Extracted data entries:
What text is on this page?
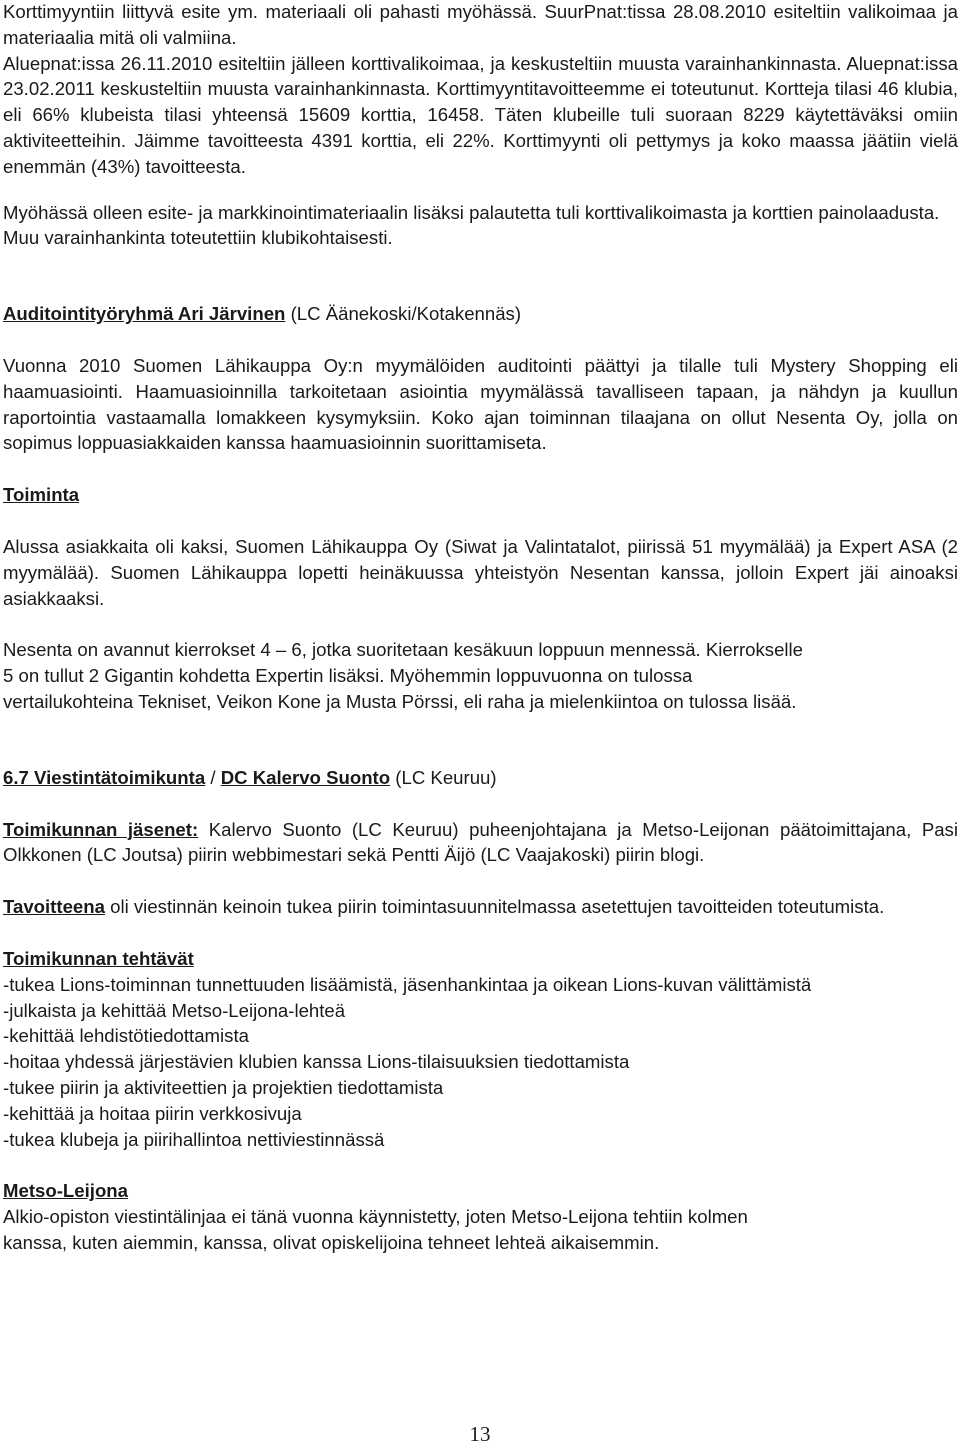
Korttimyyntiin liittyvä esite ym. materiaali oli pahasti myöhässä. SuurPnat:tissa 28.08.2010 esiteltiin valikoimaa ja materiaalia mitä oli valmiina.

Aluepnat:issa 26.11.2010 esiteltiin jälleen korttivalikoimaa, ja keskusteltiin muusta varainhankinnasta. Aluepnat:issa 23.02.2011 keskusteltiin muusta varainhankinnasta. Korttimyyntitavoitteemme ei toteutunut. Kortteja tilasi 46 klubia, eli 66% klubeista tilasi yhteensä 15609 korttia, 16458. Täten klubeille tuli suoraan 8229 käytettäväksi omiin aktiviteetteihin. Jäimme tavoitteesta 4391 korttia, eli 22%. Korttimyynti oli pettymys ja koko maassa jäätiin vielä enemmän (43%) tavoitteesta.

Myöhässä olleen esite- ja markkinointimateriaalin lisäksi palautetta tuli korttivalikoimasta ja korttien painolaadusta.

Muu varainhankinta toteutettiin klubikohtaisesti.

Auditointityöryhmä Ari Järvinen (LC Äänekoski/Kotakennäs)

Vuonna 2010 Suomen Lähikauppa Oy:n myymälöiden auditointi päättyi ja tilalle tuli Mystery Shopping eli haamuasiointi. Haamuasioinnilla tarkoitetaan asiointia myymälässä tavalliseen tapaan, ja nähdyn ja kuullun raportointia vastaamalla lomakkeen kysymyksiin. Koko ajan toiminnan tilaajana on ollut Nesenta Oy, jolla on sopimus loppuasiakkaiden kanssa haamuasioinnin suorittamiseta.

Toiminta

Alussa asiakkaita oli kaksi, Suomen Lähikauppa Oy (Siwat ja Valintatalot, piirissä 51 myymälää) ja Expert ASA (2 myymälää). Suomen Lähikauppa lopetti heinäkuussa yhteistyön Nesentan kanssa, jolloin Expert jäi ainoaksi asiakkaaksi.

Nesenta on avannut kierrokset 4 – 6, jotka suoritetaan kesäkuun loppuun mennessä. Kierrokselle

5 on tullut 2 Gigantin kohdetta Expertin lisäksi. Myöhemmin loppuvuonna on tulossa

vertailukohteina Tekniset, Veikon Kone ja Musta Pörssi, eli raha ja mielenkiintoa on tulossa lisää.

6.7 Viestintätoimikunta / DC Kalervo Suonto (LC Keuruu)

Toimikunnan jäsenet: Kalervo Suonto (LC Keuruu) puheenjohtajana ja Metso-Leijonan päätoimittajana, Pasi Olkkonen (LC Joutsa) piirin webbimestari sekä Pentti Äijö (LC Vaajakoski) piirin blogi.

Tavoitteena oli viestinnän keinoin tukea piirin toimintasuunnitelmassa asetettujen tavoitteiden toteutumista.

Toimikunnan tehtävät

-tukea Lions-toiminnan tunnettuuden lisäämistä, jäsenhankintaa ja oikean Lions-kuvan välittämistä

-julkaista ja kehittää Metso-Leijona-lehteä

-kehittää lehdistötiedottamista

-hoitaa yhdessä järjestävien klubien kanssa Lions-tilaisuuksien tiedottamista

-tukee piirin ja aktiviteettien ja projektien tiedottamista

-kehittää ja hoitaa piirin verkkosivuja

-tukea klubeja ja piirihallintoa nettiviestinnässä

Metso-Leijona

Alkio-opiston viestintälinjaa ei tänä vuonna käynnistetty, joten Metso-Leijona tehtiin kolmen

kanssa, kuten aiemmin, kanssa, olivat opiskelijoina tehneet lehteä aikaisemmin.

13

**Your goal**
Pull out every line containing "tulossa".

**Answer to this problem**
5 on tullut 2 Gigantin kohdetta Expertin lisäksi. Myöhemmin loppuvuonna on tulossa
vertailukohteina Tekniset, Veikon Kone ja Musta Pörssi, eli raha ja mielenkiintoa on tulossa lisää.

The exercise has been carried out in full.